▶ [SET PROBLEM]: Transcribe all of the material exactly. Any picture in it should be left out.

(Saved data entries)
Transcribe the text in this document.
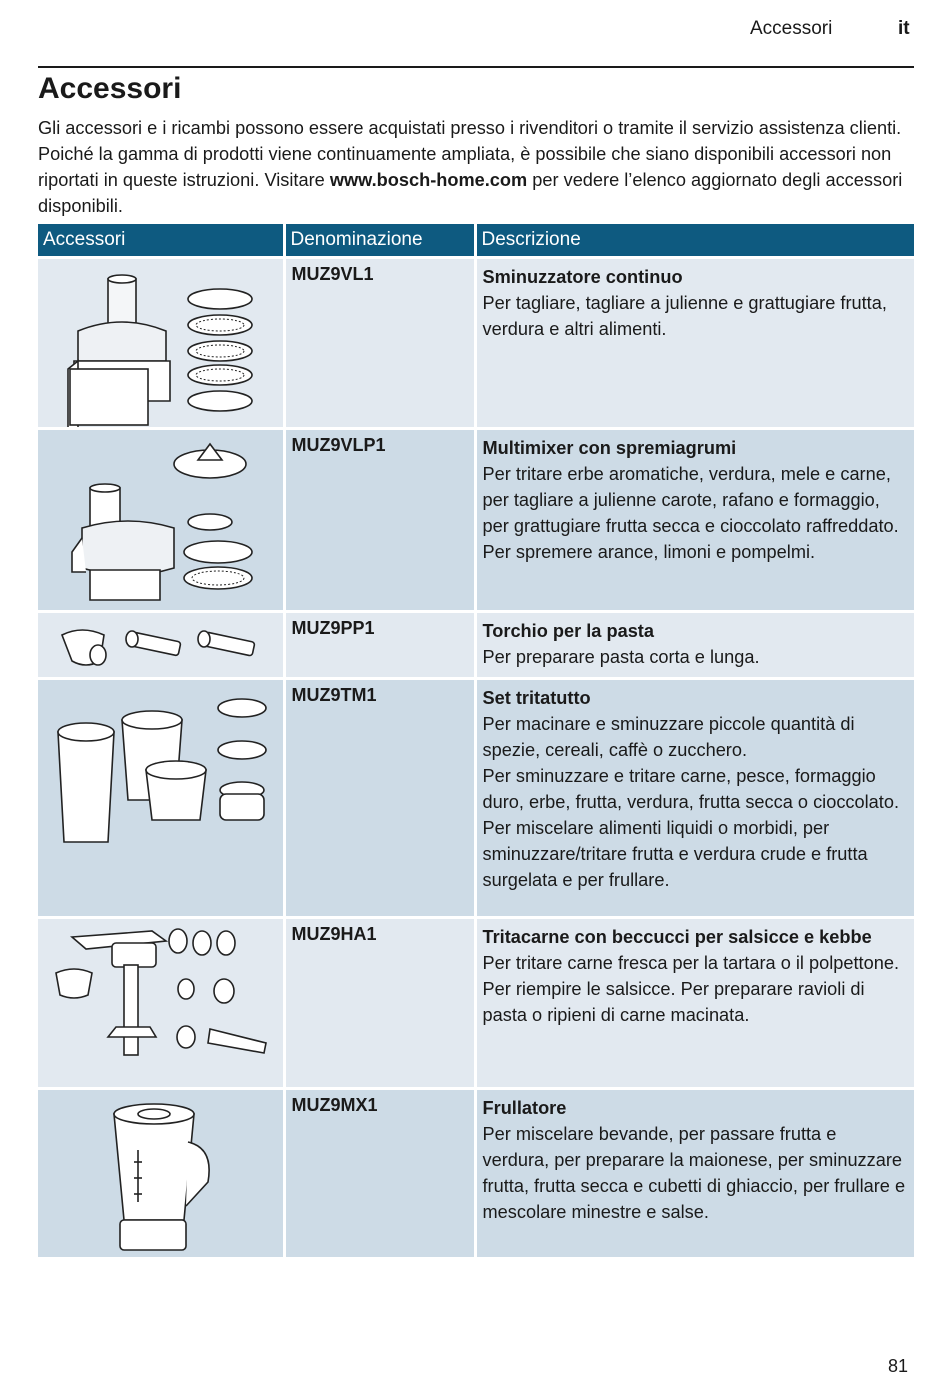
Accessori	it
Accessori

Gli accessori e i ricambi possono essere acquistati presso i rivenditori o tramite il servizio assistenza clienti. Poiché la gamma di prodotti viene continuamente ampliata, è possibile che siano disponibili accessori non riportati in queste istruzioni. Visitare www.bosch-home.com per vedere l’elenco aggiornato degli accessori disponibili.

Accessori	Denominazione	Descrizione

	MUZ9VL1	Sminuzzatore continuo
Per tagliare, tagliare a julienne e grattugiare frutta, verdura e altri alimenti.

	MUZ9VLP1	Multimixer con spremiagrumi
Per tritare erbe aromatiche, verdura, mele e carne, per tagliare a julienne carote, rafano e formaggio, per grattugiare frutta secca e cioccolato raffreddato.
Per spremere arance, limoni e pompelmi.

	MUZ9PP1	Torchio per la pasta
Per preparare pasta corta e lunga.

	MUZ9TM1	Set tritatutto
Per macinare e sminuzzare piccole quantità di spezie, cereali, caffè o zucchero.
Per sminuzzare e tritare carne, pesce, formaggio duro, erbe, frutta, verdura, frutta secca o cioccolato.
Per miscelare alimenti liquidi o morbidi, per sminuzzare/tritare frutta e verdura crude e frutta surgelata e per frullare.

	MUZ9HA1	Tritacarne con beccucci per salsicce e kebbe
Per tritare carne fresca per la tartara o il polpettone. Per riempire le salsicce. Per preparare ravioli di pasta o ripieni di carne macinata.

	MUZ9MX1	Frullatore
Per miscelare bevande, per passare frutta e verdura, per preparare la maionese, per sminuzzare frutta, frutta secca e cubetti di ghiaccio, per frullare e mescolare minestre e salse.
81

▶ [CORRECT RESULT]:
Transcribe the text in this document.
Accessori	it
Accessori

Gli accessori e i ricambi possono essere acquistati presso i rivenditori o tramite il servizio assistenza clienti. Poiché la gamma di prodotti viene continuamente ampliata, è possibile che siano disponibili accessori non riportati in queste istruzioni. Visitare www.bosch-home.com per vedere l’elenco aggiornato degli accessori disponibili.

Accessori	Denominazione	Descrizione

	MUZ9VL1	Sminuzzatore continuo
Per tagliare, tagliare a julienne e grattugiare frutta, verdura e altri alimenti.

	MUZ9VLP1	Multimixer con spremiagrumi
Per tritare erbe aromatiche, verdura, mele e carne, per tagliare a julienne carote, rafano e formaggio, per grattugiare frutta secca e cioccolato raffreddato.
Per spremere arance, limoni e pompelmi.

	MUZ9PP1	Torchio per la pasta
Per preparare pasta corta e lunga.

	MUZ9TM1	Set tritatutto
Per macinare e sminuzzare piccole quantità di spezie, cereali, caffè o zucchero.
Per sminuzzare e tritare carne, pesce, formaggio duro, erbe, frutta, verdura, frutta secca o cioccolato.
Per miscelare alimenti liquidi o morbidi, per sminuzzare/tritare frutta e verdura crude e frutta surgelata e per frullare.

	MUZ9HA1	Tritacarne con beccucci per salsicce e kebbe
Per tritare carne fresca per la tartara o il polpettone. Per riempire le salsicce. Per preparare ravioli di pasta o ripieni di carne macinata.

	MUZ9MX1	Frullatore
Per miscelare bevande, per passare frutta e verdura, per preparare la maionese, per sminuzzare frutta, frutta secca e cubetti di ghiaccio, per frullare e mescolare minestre e salse.
81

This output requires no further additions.